• [Collected data]:
=-=-=
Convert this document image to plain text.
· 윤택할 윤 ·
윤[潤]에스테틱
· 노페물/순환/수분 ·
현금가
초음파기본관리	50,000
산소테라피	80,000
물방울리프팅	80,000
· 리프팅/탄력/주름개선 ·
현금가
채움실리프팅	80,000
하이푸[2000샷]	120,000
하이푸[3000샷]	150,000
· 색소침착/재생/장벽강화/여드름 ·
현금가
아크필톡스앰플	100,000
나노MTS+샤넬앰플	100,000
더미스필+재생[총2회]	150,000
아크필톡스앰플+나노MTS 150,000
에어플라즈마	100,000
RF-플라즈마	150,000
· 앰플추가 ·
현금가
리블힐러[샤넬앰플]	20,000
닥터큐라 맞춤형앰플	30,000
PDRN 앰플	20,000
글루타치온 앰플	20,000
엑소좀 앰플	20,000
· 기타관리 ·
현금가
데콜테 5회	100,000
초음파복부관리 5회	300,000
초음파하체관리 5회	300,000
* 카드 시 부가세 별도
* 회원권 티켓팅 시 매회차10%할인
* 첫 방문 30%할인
=-=-=
• [AIM]:
Repeat each record in full; every line must match exactly.

• [THE SOLUTION]:
Convert this document image to plain text.
· 윤택할 윤 ·
윤[潤]에스테틱
· 노페물/순환/수분 ·
현금가
초음파기본관리	50,000
산소테라피	80,000
물방울리프팅	80,000
· 리프팅/탄력/주름개선 ·
현금가
채움실리프팅	80,000
하이푸[2000샷]	120,000
하이푸[3000샷]	150,000
· 색소침착/재생/장벽강화/여드름 ·
현금가
아크필톡스앰플	100,000
나노MTS+샤넬앰플	100,000
더미스필+재생[총2회]	150,000
아크필톡스앰플+나노MTS 150,000
에어플라즈마	100,000
RF-플라즈마	150,000
· 앰플추가 ·
현금가
리블힐러[샤넬앰플]	20,000
닥터큐라 맞춤형앰플	30,000
PDRN 앰플	20,000
글루타치온 앰플	20,000
엑소좀 앰플	20,000
· 기타관리 ·
현금가
데콜테 5회	100,000
초음파복부관리 5회	300,000
초음파하체관리 5회	300,000
* 카드 시 부가세 별도
* 회원권 티켓팅 시 매회차10%할인
* 첫 방문 30%할인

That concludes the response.